**Task prompt**
Below are some records; retype all of them exactly.

═══ Stored records ═══

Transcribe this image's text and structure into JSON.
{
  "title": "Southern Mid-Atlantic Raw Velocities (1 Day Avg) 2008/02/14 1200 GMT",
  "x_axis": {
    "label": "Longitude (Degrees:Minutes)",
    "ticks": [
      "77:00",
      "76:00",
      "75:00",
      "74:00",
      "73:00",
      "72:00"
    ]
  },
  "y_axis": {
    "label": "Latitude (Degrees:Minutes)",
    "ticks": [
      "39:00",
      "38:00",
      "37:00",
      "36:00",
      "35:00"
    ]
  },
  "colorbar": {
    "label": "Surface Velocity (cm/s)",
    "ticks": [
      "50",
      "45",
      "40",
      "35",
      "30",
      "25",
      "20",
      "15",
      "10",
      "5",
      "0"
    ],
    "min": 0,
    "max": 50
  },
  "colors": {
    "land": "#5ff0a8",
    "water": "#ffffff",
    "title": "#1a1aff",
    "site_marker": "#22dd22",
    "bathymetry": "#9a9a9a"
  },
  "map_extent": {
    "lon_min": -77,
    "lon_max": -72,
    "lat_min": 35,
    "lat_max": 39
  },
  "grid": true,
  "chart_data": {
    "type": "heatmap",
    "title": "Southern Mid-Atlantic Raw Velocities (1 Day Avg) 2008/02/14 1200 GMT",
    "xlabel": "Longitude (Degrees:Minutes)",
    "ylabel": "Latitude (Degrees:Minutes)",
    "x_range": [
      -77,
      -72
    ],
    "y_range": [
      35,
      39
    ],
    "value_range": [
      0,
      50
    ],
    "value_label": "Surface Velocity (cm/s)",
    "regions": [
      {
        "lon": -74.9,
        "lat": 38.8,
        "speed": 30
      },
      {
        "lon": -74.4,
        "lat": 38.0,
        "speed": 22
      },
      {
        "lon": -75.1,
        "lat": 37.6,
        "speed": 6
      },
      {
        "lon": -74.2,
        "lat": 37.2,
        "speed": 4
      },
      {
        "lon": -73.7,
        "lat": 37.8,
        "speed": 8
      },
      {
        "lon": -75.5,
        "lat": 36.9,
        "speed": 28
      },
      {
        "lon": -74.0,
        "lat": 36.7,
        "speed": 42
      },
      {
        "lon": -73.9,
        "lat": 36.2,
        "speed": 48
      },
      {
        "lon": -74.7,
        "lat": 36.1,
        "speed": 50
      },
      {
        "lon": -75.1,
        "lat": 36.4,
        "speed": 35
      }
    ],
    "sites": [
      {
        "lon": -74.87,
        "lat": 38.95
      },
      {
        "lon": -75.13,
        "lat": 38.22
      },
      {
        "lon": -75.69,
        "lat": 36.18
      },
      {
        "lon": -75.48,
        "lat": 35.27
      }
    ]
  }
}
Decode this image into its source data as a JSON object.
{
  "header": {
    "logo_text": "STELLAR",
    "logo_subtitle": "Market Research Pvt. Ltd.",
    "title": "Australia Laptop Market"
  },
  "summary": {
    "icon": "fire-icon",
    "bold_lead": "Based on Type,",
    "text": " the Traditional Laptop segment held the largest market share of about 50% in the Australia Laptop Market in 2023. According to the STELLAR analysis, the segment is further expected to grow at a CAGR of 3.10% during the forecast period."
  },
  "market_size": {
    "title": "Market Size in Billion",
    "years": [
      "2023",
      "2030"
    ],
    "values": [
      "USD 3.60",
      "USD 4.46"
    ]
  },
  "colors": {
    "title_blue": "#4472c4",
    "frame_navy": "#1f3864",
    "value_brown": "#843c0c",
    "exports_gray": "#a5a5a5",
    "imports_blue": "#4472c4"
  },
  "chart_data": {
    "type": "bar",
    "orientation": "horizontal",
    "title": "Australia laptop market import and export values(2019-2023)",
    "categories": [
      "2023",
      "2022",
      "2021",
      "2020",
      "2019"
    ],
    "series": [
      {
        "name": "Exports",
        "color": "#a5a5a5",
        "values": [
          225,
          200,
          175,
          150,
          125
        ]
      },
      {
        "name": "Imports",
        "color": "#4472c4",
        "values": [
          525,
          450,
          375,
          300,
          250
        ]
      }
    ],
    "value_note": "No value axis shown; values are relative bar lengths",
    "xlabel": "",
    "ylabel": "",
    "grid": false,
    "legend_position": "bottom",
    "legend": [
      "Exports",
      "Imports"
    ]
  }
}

═══

**Full output**
Transcribe this image's text and structure into JSON.
{
  "title": "Southern Mid-Atlantic Raw Velocities (1 Day Avg) 2008/02/14 1200 GMT",
  "x_axis": {
    "label": "Longitude (Degrees:Minutes)",
    "ticks": [
      "77:00",
      "76:00",
      "75:00",
      "74:00",
      "73:00",
      "72:00"
    ]
  },
  "y_axis": {
    "label": "Latitude (Degrees:Minutes)",
    "ticks": [
      "39:00",
      "38:00",
      "37:00",
      "36:00",
      "35:00"
    ]
  },
  "colorbar": {
    "label": "Surface Velocity (cm/s)",
    "ticks": [
      "50",
      "45",
      "40",
      "35",
      "30",
      "25",
      "20",
      "15",
      "10",
      "5",
      "0"
    ],
    "min": 0,
    "max": 50
  },
  "colors": {
    "land": "#5ff0a8",
    "water": "#ffffff",
    "title": "#1a1aff",
    "site_marker": "#22dd22",
    "bathymetry": "#9a9a9a"
  },
  "map_extent": {
    "lon_min": -77,
    "lon_max": -72,
    "lat_min": 35,
    "lat_max": 39
  },
  "grid": true,
  "chart_data": {
    "type": "heatmap",
    "title": "Southern Mid-Atlantic Raw Velocities (1 Day Avg) 2008/02/14 1200 GMT",
    "xlabel": "Longitude (Degrees:Minutes)",
    "ylabel": "Latitude (Degrees:Minutes)",
    "x_range": [
      -77,
      -72
    ],
    "y_range": [
      35,
      39
    ],
    "value_range": [
      0,
      50
    ],
    "value_label": "Surface Velocity (cm/s)",
    "regions": [
      {
        "lon": -74.9,
        "lat": 38.8,
        "speed": 30
      },
      {
        "lon": -74.4,
        "lat": 38.0,
        "speed": 22
      },
      {
        "lon": -75.1,
        "lat": 37.6,
        "speed": 6
      },
      {
        "lon": -74.2,
        "lat": 37.2,
        "speed": 4
      },
      {
        "lon": -73.7,
        "lat": 37.8,
        "speed": 8
      },
      {
        "lon": -75.5,
        "lat": 36.9,
        "speed": 28
      },
      {
        "lon": -74.0,
        "lat": 36.7,
        "speed": 42
      },
      {
        "lon": -73.9,
        "lat": 36.2,
        "speed": 48
      },
      {
        "lon": -74.7,
        "lat": 36.1,
        "speed": 50
      },
      {
        "lon": -75.1,
        "lat": 36.4,
        "speed": 35
      }
    ],
    "sites": [
      {
        "lon": -74.87,
        "lat": 38.95
      },
      {
        "lon": -75.13,
        "lat": 38.22
      },
      {
        "lon": -75.69,
        "lat": 36.18
      },
      {
        "lon": -75.48,
        "lat": 35.27
      }
    ]
  }
}
Decode this image into its source data as a JSON object.
{
  "header": {
    "logo_text": "STELLAR",
    "logo_subtitle": "Market Research Pvt. Ltd.",
    "title": "Australia Laptop Market"
  },
  "summary": {
    "icon": "fire-icon",
    "bold_lead": "Based on Type,",
    "text": " the Traditional Laptop segment held the largest market share of about 50% in the Australia Laptop Market in 2023. According to the STELLAR analysis, the segment is further expected to grow at a CAGR of 3.10% during the forecast period."
  },
  "market_size": {
    "title": "Market Size in Billion",
    "years": [
      "2023",
      "2030"
    ],
    "values": [
      "USD 3.60",
      "USD 4.46"
    ]
  },
  "colors": {
    "title_blue": "#4472c4",
    "frame_navy": "#1f3864",
    "value_brown": "#843c0c",
    "exports_gray": "#a5a5a5",
    "imports_blue": "#4472c4"
  },
  "chart_data": {
    "type": "bar",
    "orientation": "horizontal",
    "title": "Australia laptop market import and export values(2019-2023)",
    "categories": [
      "2023",
      "2022",
      "2021",
      "2020",
      "2019"
    ],
    "series": [
      {
        "name": "Exports",
        "color": "#a5a5a5",
        "values": [
          225,
          200,
          175,
          150,
          125
        ]
      },
      {
        "name": "Imports",
        "color": "#4472c4",
        "values": [
          525,
          450,
          375,
          300,
          250
        ]
      }
    ],
    "value_note": "No value axis shown; values are relative bar lengths",
    "xlabel": "",
    "ylabel": "",
    "grid": false,
    "legend_position": "bottom",
    "legend": [
      "Exports",
      "Imports"
    ]
  }
}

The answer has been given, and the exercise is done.